How many lines in the items below contain the word "extraction"? Case counts. Reply with the number only.

Stored items:
———

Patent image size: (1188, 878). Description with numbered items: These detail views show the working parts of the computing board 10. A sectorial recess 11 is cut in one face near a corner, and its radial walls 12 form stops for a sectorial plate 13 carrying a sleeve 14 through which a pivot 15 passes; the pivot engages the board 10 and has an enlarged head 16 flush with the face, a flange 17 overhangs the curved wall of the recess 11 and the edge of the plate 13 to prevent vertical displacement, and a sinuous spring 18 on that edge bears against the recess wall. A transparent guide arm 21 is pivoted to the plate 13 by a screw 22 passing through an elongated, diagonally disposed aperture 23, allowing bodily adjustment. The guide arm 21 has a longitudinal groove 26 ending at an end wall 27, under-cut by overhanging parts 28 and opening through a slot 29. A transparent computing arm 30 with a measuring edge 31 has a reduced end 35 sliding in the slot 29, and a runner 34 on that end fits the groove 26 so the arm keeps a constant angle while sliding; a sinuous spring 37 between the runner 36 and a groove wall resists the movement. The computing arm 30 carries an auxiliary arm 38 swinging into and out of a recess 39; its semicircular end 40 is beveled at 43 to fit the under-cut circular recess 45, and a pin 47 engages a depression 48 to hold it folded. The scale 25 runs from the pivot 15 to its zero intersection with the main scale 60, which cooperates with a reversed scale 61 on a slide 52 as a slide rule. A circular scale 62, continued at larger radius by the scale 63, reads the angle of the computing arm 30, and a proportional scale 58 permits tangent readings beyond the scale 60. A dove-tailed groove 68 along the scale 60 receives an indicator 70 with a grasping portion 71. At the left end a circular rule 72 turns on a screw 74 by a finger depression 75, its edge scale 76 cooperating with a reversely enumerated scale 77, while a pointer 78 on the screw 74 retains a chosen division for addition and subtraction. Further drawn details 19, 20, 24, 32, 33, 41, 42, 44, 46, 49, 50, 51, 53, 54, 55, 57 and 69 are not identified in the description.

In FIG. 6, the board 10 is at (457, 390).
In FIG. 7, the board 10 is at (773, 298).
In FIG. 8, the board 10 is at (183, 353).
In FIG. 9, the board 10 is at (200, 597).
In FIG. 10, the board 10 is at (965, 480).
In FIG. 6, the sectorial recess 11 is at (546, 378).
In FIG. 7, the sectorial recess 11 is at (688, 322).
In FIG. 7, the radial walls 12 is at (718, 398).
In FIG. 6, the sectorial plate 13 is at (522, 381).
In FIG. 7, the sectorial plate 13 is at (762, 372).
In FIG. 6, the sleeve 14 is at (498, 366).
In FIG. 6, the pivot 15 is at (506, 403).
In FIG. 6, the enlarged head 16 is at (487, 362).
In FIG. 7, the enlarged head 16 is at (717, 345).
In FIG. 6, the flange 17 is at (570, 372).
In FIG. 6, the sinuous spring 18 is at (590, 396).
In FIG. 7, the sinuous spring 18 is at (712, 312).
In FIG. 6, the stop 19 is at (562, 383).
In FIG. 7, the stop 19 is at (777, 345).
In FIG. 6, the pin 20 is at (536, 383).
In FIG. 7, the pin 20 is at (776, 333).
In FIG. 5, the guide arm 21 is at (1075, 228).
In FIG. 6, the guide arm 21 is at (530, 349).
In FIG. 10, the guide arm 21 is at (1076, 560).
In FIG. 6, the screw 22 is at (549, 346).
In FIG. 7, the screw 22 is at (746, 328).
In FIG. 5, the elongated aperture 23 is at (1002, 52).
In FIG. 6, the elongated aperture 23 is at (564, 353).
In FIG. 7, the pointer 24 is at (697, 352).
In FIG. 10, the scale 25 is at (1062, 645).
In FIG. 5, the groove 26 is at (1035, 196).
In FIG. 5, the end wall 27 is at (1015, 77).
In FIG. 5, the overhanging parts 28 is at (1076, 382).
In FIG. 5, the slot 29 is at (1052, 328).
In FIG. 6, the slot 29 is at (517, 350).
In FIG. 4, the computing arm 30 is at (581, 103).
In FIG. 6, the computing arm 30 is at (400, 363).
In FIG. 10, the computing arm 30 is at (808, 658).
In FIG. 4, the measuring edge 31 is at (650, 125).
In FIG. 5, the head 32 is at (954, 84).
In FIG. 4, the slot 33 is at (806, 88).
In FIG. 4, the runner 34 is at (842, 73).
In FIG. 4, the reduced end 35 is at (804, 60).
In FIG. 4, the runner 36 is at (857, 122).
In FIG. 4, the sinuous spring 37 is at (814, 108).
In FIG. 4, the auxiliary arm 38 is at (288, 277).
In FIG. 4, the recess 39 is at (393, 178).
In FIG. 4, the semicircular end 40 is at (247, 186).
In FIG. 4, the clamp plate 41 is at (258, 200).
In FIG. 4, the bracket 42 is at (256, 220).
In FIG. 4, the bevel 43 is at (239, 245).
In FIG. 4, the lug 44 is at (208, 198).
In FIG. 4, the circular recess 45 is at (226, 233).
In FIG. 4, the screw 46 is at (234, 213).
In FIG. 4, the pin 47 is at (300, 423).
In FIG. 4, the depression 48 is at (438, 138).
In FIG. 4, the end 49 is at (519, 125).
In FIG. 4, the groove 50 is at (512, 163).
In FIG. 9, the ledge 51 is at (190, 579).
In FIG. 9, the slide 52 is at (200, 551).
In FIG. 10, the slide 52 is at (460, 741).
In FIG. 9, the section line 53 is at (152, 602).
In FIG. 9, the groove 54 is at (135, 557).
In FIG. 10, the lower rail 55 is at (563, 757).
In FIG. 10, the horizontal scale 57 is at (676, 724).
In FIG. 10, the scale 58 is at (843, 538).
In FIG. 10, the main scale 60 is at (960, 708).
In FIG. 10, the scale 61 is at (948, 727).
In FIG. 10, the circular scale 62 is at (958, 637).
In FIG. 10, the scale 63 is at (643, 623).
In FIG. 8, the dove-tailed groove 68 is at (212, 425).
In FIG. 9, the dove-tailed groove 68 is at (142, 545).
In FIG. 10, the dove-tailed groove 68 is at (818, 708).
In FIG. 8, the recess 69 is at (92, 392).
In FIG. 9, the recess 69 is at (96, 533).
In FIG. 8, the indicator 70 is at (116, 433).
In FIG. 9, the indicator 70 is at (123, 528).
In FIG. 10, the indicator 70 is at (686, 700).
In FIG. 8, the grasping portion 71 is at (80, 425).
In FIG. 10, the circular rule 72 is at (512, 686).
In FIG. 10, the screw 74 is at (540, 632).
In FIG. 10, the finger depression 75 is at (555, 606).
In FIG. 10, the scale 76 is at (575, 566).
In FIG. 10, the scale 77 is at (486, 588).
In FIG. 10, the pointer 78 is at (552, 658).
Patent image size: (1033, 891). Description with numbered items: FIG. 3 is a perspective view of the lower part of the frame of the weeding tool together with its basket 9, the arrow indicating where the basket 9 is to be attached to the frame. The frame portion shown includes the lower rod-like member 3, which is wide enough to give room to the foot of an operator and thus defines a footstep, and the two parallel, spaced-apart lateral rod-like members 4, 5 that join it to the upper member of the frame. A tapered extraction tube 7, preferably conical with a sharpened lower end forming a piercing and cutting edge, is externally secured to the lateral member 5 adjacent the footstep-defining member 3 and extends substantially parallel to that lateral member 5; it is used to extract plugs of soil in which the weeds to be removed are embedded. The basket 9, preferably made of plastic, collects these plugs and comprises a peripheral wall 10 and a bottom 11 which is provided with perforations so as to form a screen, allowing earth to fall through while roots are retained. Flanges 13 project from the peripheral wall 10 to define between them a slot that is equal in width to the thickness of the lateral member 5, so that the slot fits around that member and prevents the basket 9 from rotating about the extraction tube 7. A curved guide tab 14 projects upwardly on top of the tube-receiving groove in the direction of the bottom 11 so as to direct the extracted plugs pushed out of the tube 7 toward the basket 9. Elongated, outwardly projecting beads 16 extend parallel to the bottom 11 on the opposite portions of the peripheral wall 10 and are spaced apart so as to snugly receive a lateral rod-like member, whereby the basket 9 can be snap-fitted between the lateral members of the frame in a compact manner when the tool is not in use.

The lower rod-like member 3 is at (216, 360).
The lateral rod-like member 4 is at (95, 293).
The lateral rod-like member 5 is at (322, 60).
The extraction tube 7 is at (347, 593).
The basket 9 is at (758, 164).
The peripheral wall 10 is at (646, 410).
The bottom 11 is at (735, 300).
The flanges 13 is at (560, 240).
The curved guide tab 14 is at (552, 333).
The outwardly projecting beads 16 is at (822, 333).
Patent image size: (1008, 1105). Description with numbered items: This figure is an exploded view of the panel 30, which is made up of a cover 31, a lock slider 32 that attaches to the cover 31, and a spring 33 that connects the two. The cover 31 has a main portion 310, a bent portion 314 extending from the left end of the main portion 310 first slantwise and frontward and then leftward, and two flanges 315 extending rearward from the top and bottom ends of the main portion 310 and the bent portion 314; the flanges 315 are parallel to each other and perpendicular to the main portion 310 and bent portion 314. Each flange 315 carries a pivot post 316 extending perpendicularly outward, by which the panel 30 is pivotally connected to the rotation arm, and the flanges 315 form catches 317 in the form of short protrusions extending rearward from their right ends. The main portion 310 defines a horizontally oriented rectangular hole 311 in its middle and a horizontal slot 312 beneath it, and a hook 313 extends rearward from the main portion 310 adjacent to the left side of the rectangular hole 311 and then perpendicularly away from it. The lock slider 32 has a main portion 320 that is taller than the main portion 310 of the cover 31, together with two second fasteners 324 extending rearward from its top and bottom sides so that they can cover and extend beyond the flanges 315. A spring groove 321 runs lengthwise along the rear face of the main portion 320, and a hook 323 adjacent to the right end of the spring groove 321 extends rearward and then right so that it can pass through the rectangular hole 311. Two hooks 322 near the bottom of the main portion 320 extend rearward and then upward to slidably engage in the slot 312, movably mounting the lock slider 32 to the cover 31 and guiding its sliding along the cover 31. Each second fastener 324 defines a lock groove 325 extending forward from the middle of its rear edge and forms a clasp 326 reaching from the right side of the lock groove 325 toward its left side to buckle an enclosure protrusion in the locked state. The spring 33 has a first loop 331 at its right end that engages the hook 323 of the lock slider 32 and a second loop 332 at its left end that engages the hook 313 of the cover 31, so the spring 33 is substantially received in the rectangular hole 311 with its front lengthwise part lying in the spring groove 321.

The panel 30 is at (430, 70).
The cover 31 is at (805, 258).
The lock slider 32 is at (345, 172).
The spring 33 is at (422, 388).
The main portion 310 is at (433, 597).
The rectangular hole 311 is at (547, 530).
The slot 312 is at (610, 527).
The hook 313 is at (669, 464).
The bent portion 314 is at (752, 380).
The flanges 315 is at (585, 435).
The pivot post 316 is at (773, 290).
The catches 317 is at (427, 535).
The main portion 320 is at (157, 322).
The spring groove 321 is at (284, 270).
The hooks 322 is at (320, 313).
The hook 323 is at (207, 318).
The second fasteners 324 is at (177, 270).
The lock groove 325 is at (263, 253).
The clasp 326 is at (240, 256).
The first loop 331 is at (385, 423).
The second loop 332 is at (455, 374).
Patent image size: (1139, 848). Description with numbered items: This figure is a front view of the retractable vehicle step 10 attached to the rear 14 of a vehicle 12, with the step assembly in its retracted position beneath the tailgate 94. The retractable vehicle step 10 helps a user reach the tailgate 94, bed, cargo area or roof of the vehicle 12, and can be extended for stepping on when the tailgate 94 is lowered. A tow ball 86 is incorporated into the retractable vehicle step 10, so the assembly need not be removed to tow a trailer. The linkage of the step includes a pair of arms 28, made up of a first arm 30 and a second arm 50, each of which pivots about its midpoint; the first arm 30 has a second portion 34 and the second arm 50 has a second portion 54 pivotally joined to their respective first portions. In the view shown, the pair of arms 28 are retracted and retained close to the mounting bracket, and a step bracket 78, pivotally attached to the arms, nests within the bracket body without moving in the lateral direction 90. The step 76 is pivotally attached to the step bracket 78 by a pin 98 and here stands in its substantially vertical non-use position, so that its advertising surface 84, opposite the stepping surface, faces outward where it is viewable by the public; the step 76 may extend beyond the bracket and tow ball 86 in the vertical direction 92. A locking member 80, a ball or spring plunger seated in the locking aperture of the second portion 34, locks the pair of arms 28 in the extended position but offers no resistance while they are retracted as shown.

———

[Completed task]:
2